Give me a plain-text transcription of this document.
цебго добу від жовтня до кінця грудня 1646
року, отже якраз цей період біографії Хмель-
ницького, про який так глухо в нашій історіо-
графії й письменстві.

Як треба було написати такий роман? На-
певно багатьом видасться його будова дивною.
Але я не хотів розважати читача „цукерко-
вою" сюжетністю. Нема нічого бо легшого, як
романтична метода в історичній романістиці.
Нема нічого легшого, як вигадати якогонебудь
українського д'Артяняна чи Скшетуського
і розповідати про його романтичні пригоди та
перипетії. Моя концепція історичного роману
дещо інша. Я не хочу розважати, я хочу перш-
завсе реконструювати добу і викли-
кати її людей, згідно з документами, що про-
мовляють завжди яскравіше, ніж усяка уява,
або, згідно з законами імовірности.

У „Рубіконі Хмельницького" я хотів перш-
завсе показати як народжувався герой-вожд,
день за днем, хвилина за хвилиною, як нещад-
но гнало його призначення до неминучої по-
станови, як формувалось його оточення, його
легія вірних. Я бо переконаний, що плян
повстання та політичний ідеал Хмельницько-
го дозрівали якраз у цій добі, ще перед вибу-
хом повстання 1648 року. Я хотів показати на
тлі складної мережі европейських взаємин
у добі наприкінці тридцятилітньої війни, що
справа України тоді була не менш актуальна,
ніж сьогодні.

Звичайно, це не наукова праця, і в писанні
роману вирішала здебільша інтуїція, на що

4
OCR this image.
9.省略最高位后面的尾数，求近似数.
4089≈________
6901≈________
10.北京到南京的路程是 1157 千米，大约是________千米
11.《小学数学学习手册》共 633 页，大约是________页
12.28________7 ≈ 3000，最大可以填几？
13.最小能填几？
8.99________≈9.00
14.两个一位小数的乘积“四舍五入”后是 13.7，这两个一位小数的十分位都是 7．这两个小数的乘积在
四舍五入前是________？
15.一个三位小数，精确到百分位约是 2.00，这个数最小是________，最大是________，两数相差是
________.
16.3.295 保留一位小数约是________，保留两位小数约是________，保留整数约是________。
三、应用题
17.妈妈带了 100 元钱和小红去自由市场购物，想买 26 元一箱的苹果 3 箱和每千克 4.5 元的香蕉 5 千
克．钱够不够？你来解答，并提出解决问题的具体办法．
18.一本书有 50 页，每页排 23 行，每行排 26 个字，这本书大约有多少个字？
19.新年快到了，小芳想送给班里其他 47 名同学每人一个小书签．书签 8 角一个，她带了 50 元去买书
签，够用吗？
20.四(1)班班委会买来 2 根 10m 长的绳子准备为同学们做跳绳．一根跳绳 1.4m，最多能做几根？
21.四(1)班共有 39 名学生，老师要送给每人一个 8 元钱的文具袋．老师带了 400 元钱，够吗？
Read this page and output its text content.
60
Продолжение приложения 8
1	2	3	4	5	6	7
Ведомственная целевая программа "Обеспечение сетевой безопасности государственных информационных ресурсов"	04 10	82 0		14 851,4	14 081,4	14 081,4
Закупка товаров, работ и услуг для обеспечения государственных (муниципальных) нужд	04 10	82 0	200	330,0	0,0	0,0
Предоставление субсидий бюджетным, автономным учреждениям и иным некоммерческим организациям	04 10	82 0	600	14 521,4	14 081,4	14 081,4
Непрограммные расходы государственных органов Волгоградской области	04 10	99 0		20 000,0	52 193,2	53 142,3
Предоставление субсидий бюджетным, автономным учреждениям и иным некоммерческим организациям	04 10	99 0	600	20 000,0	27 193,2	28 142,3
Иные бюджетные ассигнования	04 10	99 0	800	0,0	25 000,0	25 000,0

■ WHAT YOU ARE ASKED TO DO:
Pick out the lines above that hold the string "государственных" and show them.

■ CORRECT ANSWER:
Ведомственная целевая программа "Обеспечение сетевой безопасности государственных информационных ресурсов"	04 10	82 0		14 851,4	14 081,4	14 081,4
Закупка товаров, работ и услуг для обеспечения государственных (муниципальных) нужд	04 10	82 0	200	330,0	0,0	0,0
Непрограммные расходы государственных органов Волгоградской области	04 10	99 0		20 000,0	52 193,2	53 142,3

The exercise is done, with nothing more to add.